▶ DATA SHOWN:
= = = = = = =

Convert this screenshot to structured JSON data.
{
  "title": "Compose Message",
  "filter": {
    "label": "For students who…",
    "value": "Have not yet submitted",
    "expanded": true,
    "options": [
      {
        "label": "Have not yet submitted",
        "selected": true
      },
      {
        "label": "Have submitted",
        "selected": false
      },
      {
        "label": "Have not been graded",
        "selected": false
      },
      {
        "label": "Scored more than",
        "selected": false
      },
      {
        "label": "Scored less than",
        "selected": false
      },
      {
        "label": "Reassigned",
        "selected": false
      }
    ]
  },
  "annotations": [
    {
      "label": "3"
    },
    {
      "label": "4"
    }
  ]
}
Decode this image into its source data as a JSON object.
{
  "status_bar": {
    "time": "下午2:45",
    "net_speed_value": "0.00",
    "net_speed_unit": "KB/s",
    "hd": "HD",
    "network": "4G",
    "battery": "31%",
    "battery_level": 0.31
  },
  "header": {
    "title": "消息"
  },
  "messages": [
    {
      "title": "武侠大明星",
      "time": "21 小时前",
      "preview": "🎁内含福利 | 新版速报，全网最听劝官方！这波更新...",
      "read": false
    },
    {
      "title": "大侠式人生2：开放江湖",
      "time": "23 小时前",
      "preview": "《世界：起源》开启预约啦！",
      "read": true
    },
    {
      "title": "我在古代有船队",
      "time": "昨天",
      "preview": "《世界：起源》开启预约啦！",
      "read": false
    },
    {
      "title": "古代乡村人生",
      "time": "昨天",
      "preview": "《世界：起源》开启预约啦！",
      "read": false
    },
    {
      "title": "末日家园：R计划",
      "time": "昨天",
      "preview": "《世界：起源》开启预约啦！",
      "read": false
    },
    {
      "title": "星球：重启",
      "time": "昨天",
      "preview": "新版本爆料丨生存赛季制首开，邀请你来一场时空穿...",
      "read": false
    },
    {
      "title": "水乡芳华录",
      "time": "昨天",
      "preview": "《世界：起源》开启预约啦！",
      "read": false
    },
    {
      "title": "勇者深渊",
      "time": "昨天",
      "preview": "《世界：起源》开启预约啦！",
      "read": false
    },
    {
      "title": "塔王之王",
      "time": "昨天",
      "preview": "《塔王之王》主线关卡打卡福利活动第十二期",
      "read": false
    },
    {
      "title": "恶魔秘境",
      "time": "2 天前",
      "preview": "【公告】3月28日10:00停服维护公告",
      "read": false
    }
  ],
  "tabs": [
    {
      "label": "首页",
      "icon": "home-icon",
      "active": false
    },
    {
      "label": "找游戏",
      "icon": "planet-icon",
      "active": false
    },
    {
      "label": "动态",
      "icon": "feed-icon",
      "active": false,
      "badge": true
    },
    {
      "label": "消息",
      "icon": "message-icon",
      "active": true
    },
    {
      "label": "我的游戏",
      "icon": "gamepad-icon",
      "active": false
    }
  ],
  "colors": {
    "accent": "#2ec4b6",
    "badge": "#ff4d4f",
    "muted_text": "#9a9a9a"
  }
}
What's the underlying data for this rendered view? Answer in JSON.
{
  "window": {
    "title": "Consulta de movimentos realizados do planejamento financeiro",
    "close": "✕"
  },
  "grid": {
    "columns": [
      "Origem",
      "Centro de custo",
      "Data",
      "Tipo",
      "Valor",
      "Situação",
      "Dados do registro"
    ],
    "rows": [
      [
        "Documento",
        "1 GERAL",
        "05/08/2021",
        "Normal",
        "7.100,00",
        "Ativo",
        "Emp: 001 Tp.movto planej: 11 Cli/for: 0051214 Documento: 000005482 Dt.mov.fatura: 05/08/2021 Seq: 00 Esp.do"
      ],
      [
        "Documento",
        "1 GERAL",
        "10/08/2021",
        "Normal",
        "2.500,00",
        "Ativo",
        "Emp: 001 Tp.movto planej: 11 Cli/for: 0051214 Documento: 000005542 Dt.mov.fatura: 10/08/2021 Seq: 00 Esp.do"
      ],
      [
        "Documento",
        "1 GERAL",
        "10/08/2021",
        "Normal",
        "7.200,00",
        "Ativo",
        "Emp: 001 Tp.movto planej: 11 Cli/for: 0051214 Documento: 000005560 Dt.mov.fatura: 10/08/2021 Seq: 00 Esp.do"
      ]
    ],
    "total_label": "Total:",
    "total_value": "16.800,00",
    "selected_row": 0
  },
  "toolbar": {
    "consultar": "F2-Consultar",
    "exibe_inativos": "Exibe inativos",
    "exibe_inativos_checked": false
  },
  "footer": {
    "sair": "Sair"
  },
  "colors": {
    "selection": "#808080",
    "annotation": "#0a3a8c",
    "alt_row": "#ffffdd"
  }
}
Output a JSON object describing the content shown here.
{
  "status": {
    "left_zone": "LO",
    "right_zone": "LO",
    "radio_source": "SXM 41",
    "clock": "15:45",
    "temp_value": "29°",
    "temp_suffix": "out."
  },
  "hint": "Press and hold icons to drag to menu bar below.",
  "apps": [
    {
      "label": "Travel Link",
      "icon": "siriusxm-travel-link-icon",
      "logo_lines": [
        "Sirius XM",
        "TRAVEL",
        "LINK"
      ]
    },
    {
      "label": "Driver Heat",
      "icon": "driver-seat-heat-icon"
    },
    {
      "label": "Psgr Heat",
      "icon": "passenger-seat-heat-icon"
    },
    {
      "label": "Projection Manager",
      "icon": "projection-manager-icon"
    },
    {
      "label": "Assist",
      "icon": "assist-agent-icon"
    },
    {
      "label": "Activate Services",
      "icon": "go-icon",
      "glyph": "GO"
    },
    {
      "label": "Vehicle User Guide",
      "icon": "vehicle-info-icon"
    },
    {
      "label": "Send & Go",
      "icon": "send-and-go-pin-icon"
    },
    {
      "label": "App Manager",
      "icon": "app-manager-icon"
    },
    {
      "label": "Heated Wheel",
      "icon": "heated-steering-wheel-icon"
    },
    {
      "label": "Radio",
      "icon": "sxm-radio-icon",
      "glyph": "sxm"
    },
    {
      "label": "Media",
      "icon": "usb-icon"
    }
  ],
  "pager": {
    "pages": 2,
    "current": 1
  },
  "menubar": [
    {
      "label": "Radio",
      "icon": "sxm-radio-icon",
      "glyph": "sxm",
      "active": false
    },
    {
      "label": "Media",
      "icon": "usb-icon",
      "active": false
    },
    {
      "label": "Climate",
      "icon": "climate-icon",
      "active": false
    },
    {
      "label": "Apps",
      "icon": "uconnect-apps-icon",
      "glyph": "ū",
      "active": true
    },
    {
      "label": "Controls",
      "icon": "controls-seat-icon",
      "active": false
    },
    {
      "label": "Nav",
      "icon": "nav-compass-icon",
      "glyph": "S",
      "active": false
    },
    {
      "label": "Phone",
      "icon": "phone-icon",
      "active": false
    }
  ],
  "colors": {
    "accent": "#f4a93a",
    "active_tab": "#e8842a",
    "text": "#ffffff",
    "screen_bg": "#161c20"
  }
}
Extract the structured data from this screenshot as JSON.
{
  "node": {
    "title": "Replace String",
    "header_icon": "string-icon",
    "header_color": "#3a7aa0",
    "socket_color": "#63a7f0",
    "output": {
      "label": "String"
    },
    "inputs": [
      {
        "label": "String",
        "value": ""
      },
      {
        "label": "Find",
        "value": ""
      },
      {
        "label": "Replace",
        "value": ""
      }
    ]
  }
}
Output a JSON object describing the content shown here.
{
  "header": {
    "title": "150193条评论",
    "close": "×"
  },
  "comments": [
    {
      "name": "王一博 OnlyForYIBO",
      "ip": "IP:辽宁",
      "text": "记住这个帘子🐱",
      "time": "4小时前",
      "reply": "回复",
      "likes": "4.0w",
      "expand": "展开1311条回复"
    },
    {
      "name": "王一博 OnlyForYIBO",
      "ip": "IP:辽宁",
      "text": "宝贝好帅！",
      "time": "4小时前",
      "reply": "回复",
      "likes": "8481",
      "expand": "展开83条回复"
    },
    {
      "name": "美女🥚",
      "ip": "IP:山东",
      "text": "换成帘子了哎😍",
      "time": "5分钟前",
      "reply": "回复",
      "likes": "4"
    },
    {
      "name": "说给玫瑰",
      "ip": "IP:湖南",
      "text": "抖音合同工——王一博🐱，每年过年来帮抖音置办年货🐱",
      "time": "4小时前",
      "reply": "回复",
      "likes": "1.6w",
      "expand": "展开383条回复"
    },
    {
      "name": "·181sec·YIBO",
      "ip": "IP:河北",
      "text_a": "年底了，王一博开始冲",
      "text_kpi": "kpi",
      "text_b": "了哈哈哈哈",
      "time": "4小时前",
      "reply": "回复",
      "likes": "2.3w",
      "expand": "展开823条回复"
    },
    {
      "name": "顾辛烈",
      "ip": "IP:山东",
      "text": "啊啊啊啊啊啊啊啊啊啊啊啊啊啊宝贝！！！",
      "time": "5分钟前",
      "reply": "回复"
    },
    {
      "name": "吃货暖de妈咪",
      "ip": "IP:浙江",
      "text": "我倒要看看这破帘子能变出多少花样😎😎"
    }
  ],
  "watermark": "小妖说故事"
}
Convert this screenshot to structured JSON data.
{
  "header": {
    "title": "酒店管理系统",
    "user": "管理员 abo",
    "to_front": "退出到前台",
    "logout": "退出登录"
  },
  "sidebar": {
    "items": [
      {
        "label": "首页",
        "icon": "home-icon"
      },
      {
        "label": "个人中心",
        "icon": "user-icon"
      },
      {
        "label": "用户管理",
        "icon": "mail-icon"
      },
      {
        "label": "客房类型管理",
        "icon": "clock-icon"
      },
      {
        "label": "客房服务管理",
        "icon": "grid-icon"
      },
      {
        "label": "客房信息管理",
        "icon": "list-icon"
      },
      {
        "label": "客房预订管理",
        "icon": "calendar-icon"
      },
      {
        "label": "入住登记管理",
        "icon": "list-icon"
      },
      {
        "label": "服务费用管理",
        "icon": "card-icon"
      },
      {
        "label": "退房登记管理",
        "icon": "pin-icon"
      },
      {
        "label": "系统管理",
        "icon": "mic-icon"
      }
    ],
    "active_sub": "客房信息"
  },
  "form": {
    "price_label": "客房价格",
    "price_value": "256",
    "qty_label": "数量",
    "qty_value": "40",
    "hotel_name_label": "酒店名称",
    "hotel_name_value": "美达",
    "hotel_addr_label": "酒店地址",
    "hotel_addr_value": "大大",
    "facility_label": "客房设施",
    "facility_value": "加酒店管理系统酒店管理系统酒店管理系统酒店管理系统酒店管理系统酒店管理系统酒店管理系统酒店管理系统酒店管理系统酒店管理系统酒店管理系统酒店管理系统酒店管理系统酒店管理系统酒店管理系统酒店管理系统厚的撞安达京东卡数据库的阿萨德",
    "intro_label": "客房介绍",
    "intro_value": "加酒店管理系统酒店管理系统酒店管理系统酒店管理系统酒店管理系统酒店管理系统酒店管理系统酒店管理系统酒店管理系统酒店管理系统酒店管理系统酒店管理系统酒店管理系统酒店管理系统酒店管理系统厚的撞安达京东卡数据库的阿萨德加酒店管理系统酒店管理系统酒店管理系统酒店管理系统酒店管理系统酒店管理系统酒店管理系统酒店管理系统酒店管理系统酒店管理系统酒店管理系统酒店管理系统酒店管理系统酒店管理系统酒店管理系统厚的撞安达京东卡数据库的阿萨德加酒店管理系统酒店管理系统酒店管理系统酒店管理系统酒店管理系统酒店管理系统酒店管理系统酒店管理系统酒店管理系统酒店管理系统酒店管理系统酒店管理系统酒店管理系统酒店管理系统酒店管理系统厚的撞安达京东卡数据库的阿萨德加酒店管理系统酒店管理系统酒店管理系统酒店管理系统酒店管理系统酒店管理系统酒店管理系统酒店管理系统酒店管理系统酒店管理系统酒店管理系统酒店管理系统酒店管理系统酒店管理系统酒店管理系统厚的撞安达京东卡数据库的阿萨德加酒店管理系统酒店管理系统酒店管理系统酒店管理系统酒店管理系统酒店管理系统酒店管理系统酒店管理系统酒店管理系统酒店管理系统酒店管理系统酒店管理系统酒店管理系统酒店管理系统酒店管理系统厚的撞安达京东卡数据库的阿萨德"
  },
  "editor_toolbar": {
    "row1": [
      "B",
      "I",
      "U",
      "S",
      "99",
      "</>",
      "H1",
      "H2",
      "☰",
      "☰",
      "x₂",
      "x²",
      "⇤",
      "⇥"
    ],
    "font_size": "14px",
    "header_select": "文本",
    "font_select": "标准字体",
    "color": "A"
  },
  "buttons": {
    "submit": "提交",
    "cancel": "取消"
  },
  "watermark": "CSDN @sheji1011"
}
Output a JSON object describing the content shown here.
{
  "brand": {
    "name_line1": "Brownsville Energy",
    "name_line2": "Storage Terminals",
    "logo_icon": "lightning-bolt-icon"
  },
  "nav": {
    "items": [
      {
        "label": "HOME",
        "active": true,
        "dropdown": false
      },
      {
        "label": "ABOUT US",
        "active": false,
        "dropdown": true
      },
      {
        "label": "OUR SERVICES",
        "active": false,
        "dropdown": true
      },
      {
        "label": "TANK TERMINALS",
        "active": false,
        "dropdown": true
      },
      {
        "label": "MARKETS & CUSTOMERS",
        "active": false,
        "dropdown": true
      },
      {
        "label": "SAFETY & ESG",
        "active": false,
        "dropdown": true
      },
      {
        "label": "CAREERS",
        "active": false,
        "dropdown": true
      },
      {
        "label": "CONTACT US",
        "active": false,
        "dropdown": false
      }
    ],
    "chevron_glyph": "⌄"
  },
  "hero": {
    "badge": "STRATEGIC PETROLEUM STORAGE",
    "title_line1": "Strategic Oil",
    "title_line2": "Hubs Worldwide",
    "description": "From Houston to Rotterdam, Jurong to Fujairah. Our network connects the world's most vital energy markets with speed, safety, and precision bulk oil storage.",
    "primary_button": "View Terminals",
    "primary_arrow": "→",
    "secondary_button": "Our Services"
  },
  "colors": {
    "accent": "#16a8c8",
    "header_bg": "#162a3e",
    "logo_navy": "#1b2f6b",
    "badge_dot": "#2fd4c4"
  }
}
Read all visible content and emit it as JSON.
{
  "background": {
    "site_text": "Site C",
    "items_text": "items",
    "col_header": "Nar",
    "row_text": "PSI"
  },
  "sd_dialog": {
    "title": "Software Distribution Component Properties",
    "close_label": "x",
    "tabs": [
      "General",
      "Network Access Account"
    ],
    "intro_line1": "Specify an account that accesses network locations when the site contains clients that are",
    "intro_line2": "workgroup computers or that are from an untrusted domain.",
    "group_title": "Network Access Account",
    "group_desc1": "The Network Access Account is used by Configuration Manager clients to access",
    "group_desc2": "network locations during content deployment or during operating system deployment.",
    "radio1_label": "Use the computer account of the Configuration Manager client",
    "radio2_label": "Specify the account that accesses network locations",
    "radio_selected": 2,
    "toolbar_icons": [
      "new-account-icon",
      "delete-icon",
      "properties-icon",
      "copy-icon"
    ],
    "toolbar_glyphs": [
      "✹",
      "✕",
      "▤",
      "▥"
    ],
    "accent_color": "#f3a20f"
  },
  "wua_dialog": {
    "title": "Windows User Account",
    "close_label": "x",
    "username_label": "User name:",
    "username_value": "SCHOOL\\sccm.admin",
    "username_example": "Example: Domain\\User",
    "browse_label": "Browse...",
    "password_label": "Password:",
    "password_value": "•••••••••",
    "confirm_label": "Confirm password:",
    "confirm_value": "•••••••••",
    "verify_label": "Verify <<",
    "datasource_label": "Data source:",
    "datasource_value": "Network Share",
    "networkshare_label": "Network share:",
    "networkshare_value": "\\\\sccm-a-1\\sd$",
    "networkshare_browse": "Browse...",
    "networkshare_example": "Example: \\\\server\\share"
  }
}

= = = = = = =

▶ SET EXERCISE:
Give every line of the material that includes the string "submitted".

▶ REPLY:
    "value": "Have not yet submitted",
        "label": "Have not yet submitted",
        "label": "Have submitted",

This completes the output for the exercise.